▶ TASK STATEMENT: Show all lines of the listing that hold the word "AYDINER".

▶ DATASET EXCERPTS:
▬▬▬▬▬▬
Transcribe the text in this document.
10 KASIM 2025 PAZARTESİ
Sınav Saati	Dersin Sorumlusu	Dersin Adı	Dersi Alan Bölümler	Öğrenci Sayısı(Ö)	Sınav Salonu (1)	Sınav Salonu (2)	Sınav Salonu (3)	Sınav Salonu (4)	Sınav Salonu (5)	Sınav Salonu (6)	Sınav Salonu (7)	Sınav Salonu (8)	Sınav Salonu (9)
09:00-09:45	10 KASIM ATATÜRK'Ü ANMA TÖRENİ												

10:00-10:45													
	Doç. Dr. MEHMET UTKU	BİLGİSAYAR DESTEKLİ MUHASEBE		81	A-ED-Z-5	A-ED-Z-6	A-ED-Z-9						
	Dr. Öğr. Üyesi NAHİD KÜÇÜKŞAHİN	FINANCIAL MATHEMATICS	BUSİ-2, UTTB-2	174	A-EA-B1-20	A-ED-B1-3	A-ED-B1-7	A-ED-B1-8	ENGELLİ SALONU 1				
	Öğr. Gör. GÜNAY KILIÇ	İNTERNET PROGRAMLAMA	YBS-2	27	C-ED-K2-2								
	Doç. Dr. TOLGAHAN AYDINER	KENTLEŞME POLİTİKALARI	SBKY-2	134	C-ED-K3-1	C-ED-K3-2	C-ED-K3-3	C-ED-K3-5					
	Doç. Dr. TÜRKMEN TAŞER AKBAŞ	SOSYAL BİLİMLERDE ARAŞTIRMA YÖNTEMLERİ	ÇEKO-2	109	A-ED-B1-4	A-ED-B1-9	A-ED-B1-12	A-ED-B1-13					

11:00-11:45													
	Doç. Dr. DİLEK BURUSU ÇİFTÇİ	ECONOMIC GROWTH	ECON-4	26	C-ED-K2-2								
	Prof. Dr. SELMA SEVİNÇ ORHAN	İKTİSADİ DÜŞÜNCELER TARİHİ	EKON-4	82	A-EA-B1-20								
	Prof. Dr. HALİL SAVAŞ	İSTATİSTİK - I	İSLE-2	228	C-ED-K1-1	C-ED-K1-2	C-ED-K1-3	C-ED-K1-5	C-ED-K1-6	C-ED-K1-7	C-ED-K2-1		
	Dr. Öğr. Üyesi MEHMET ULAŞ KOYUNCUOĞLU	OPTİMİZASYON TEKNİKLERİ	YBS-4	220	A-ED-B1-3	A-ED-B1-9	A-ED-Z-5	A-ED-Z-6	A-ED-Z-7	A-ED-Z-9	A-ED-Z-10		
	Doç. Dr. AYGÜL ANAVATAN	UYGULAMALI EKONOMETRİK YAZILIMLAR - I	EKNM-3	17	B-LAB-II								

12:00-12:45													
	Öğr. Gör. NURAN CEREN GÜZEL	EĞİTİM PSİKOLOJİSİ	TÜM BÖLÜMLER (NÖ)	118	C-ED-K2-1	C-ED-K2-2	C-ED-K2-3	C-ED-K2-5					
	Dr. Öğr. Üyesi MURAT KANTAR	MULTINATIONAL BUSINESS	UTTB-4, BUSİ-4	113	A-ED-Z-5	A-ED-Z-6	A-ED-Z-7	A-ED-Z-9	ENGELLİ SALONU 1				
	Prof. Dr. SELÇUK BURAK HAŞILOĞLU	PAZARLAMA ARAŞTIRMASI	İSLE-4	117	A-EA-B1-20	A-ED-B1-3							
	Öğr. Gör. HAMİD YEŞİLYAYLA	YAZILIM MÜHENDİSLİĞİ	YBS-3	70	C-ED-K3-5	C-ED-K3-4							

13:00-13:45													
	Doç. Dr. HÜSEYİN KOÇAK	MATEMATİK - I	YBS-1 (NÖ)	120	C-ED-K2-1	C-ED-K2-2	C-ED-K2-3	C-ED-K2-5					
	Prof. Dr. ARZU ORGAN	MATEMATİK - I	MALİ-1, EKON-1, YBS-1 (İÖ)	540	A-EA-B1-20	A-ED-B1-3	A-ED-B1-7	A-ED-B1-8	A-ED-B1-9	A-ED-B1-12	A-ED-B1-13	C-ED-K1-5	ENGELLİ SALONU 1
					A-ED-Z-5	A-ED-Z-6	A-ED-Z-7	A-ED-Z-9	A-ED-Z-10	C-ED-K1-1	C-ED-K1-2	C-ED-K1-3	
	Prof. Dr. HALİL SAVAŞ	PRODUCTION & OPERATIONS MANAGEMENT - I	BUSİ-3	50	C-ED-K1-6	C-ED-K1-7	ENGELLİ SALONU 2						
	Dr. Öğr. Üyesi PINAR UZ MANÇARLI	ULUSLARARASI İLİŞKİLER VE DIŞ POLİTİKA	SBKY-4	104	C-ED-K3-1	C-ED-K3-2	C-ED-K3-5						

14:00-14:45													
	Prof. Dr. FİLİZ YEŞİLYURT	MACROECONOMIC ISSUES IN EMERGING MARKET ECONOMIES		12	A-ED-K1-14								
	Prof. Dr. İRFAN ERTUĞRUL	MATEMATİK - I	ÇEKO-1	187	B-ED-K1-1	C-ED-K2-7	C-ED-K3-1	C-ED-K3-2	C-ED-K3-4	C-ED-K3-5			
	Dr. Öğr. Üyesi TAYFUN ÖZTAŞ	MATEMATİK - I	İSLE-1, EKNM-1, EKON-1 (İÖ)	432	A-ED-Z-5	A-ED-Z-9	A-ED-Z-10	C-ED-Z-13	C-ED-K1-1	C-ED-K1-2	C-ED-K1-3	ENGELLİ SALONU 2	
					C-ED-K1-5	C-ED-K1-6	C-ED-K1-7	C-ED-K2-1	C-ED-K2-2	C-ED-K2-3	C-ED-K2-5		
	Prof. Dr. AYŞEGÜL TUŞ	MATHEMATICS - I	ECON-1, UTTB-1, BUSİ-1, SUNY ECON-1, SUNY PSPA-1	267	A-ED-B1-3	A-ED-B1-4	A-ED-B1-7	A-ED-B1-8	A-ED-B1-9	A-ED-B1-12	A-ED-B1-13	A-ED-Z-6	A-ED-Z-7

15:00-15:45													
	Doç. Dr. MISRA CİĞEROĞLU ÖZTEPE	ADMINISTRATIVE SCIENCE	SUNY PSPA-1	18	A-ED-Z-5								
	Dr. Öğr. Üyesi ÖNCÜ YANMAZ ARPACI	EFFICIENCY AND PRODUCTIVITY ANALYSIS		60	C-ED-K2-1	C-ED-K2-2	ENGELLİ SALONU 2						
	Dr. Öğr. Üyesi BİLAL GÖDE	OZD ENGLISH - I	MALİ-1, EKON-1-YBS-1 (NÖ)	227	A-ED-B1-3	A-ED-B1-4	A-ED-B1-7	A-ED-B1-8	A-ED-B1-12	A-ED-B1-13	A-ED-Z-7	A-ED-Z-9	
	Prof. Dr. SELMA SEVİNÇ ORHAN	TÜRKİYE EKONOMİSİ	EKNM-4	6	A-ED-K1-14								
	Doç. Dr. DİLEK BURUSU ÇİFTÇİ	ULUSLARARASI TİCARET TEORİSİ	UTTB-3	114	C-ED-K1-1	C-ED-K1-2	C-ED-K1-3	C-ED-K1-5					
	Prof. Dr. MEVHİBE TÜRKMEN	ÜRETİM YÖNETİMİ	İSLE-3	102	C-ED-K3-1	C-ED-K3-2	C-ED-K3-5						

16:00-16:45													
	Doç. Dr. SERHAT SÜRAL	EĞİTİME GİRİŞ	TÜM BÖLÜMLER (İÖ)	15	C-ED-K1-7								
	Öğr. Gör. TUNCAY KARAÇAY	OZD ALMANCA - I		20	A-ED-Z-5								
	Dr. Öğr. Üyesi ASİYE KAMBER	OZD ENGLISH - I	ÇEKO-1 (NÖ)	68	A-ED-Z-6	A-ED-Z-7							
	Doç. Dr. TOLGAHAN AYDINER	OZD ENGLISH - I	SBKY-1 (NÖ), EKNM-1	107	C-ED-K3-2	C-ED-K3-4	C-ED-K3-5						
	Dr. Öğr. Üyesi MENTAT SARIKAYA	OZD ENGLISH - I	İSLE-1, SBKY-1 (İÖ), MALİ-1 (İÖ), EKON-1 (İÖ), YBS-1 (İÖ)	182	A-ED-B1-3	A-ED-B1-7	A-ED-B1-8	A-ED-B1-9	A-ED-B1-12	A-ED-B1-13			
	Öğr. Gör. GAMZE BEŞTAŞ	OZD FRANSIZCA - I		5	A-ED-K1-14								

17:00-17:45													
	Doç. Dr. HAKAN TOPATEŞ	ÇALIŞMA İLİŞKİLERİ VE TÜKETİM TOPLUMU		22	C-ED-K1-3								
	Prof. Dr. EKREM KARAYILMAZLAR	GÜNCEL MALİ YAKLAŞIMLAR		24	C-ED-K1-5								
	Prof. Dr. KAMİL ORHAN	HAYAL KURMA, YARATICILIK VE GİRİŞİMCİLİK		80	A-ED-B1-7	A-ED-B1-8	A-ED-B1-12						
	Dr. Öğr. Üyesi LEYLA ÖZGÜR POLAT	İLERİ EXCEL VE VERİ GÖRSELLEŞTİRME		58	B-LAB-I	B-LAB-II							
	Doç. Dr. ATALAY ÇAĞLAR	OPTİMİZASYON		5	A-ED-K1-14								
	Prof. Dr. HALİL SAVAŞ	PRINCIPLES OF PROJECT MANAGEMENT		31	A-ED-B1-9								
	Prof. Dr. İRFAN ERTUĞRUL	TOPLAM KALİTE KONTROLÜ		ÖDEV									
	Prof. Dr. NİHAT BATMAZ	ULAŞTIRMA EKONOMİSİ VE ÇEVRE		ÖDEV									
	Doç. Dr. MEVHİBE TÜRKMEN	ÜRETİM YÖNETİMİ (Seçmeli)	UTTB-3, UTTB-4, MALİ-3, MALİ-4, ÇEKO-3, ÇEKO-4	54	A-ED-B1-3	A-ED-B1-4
▬▬▬▬▬▬
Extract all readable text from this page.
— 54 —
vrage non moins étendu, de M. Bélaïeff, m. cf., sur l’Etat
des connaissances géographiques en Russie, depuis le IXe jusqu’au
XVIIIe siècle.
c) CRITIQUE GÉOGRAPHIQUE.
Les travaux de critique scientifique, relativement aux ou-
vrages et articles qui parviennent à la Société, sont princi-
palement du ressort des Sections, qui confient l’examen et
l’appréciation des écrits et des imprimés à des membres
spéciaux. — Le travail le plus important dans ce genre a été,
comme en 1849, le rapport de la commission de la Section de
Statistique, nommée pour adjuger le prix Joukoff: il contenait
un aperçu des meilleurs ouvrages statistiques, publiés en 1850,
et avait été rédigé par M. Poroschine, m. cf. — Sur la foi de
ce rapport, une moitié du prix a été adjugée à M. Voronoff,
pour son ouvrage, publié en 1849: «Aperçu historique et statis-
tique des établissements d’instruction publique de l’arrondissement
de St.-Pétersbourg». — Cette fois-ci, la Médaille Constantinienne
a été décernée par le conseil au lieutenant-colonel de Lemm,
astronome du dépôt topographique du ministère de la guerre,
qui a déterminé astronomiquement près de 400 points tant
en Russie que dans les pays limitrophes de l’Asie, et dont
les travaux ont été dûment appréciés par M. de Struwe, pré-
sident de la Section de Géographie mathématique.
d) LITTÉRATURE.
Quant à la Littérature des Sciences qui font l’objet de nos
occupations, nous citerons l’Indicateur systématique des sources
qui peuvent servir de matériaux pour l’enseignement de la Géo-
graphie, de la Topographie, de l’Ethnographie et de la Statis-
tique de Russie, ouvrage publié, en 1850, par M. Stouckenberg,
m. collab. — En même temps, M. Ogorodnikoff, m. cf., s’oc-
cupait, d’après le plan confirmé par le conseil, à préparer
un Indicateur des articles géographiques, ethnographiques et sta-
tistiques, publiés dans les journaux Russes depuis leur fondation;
▬▬▬▬▬▬
▶ ANSWER TO THE PROBLEM:
	Doç. Dr. TOLGAHAN AYDINER	KENTLEŞME POLİTİKALARI	SBKY-2	134	C-ED-K3-1	C-ED-K3-2	C-ED-K3-3	C-ED-K3-5					
	Doç. Dr. TOLGAHAN AYDINER	OZD ENGLISH - I	SBKY-1 (NÖ), EKNM-1	107	C-ED-K3-2	C-ED-K3-4	C-ED-K3-5						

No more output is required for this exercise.